### DATA FOR THIS TASK

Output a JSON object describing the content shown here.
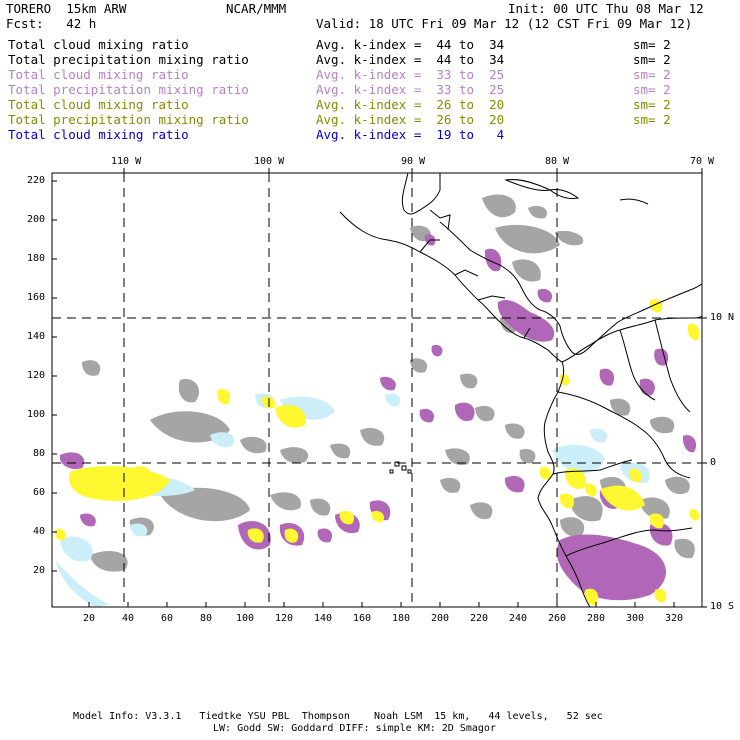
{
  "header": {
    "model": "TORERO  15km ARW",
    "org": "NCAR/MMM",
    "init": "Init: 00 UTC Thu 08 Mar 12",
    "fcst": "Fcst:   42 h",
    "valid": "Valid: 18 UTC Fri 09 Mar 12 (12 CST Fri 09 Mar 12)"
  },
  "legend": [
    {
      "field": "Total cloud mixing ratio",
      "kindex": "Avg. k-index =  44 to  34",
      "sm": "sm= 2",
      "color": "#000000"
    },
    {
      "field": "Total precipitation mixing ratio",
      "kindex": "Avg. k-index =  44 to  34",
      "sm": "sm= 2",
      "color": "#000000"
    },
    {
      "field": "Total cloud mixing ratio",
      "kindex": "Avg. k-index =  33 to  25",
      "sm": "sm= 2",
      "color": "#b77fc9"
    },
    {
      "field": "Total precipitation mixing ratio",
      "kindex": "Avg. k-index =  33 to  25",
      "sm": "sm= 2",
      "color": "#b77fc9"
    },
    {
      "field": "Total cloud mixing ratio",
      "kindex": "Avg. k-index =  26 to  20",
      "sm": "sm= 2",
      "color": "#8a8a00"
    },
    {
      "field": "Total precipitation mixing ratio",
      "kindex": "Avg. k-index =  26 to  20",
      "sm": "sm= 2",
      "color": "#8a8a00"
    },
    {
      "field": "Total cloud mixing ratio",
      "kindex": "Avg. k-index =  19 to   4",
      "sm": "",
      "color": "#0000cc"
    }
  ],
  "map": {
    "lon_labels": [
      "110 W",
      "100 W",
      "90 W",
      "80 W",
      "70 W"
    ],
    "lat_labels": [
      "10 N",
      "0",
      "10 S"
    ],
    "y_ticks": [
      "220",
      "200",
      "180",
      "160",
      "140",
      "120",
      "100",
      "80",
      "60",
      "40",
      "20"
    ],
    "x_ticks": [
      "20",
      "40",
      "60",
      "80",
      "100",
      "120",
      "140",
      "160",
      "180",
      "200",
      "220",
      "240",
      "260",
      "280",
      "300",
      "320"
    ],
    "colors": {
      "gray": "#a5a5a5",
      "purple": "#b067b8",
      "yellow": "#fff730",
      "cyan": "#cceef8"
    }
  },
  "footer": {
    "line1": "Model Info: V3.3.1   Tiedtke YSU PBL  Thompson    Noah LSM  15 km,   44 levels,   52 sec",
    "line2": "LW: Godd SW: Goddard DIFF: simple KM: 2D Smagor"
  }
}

### EXERCISE DIRECTIONS
Return all the entries word for word, but omit any pictures they contain.

### ANSWER IN FULL
Output a JSON object describing the content shown here.
{
  "header": {
    "model": "TORERO  15km ARW",
    "org": "NCAR/MMM",
    "init": "Init: 00 UTC Thu 08 Mar 12",
    "fcst": "Fcst:   42 h",
    "valid": "Valid: 18 UTC Fri 09 Mar 12 (12 CST Fri 09 Mar 12)"
  },
  "legend": [
    {
      "field": "Total cloud mixing ratio",
      "kindex": "Avg. k-index =  44 to  34",
      "sm": "sm= 2",
      "color": "#000000"
    },
    {
      "field": "Total precipitation mixing ratio",
      "kindex": "Avg. k-index =  44 to  34",
      "sm": "sm= 2",
      "color": "#000000"
    },
    {
      "field": "Total cloud mixing ratio",
      "kindex": "Avg. k-index =  33 to  25",
      "sm": "sm= 2",
      "color": "#b77fc9"
    },
    {
      "field": "Total precipitation mixing ratio",
      "kindex": "Avg. k-index =  33 to  25",
      "sm": "sm= 2",
      "color": "#b77fc9"
    },
    {
      "field": "Total cloud mixing ratio",
      "kindex": "Avg. k-index =  26 to  20",
      "sm": "sm= 2",
      "color": "#8a8a00"
    },
    {
      "field": "Total precipitation mixing ratio",
      "kindex": "Avg. k-index =  26 to  20",
      "sm": "sm= 2",
      "color": "#8a8a00"
    },
    {
      "field": "Total cloud mixing ratio",
      "kindex": "Avg. k-index =  19 to   4",
      "sm": "",
      "color": "#0000cc"
    }
  ],
  "map": {
    "lon_labels": [
      "110 W",
      "100 W",
      "90 W",
      "80 W",
      "70 W"
    ],
    "lat_labels": [
      "10 N",
      "0",
      "10 S"
    ],
    "y_ticks": [
      "220",
      "200",
      "180",
      "160",
      "140",
      "120",
      "100",
      "80",
      "60",
      "40",
      "20"
    ],
    "x_ticks": [
      "20",
      "40",
      "60",
      "80",
      "100",
      "120",
      "140",
      "160",
      "180",
      "200",
      "220",
      "240",
      "260",
      "280",
      "300",
      "320"
    ],
    "colors": {
      "gray": "#a5a5a5",
      "purple": "#b067b8",
      "yellow": "#fff730",
      "cyan": "#cceef8"
    }
  },
  "footer": {
    "line1": "Model Info: V3.3.1   Tiedtke YSU PBL  Thompson    Noah LSM  15 km,   44 levels,   52 sec",
    "line2": "LW: Godd SW: Goddard DIFF: simple KM: 2D Smagor"
  }
}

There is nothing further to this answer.